• Exercise
Check every line of the entries that follow, and copy the ones containing "daily".

Figure content listings
....
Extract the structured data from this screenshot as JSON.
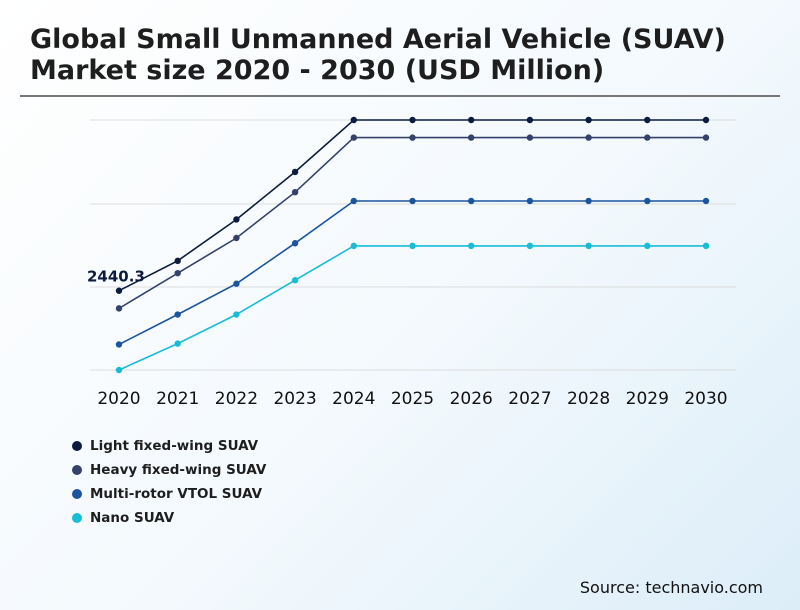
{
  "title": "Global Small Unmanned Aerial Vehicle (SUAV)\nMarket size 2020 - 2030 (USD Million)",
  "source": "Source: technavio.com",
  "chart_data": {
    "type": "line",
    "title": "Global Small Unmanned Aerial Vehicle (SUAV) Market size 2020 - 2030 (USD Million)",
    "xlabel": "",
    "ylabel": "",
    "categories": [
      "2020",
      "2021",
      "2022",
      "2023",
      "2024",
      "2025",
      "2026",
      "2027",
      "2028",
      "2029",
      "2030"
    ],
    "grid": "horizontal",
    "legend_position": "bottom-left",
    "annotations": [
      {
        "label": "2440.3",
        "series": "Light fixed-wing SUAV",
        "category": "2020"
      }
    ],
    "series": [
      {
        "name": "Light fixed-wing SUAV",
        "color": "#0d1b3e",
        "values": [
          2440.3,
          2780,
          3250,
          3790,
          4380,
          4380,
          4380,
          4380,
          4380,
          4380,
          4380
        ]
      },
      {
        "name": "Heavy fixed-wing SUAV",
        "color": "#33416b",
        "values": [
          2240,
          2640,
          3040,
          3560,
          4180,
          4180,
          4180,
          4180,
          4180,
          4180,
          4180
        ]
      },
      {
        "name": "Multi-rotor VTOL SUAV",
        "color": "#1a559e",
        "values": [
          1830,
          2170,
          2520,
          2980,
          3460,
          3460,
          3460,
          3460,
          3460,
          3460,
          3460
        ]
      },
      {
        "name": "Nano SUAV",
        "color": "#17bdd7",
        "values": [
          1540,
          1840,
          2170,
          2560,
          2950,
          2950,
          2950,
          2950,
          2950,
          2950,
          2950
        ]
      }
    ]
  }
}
....
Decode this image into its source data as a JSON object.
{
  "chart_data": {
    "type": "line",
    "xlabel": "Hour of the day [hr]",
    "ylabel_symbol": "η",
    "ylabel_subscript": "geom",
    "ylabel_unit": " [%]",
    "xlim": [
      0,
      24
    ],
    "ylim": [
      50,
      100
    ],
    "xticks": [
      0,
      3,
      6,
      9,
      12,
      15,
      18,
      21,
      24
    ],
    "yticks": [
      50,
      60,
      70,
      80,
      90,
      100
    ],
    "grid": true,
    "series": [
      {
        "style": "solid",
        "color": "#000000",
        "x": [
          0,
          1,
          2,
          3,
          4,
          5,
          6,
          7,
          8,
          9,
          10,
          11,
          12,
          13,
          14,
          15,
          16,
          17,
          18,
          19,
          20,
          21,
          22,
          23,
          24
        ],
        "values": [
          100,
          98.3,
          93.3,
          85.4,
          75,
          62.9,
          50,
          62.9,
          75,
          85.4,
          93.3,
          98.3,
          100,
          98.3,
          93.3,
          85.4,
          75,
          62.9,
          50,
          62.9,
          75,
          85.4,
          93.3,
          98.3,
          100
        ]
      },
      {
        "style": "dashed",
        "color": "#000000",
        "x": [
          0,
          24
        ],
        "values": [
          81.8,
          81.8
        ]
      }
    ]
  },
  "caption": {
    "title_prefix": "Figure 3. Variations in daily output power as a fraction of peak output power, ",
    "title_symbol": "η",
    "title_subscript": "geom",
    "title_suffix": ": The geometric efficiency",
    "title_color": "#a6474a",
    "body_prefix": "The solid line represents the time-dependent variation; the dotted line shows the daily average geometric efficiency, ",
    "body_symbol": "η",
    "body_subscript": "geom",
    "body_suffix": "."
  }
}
....
• Solution to this task
    "title_prefix": "Figure 3. Variations in daily output power as a fraction of peak output power, ",
    "body_prefix": "The solid line represents the time-dependent variation; the dotted line shows the daily average geometric efficiency, ",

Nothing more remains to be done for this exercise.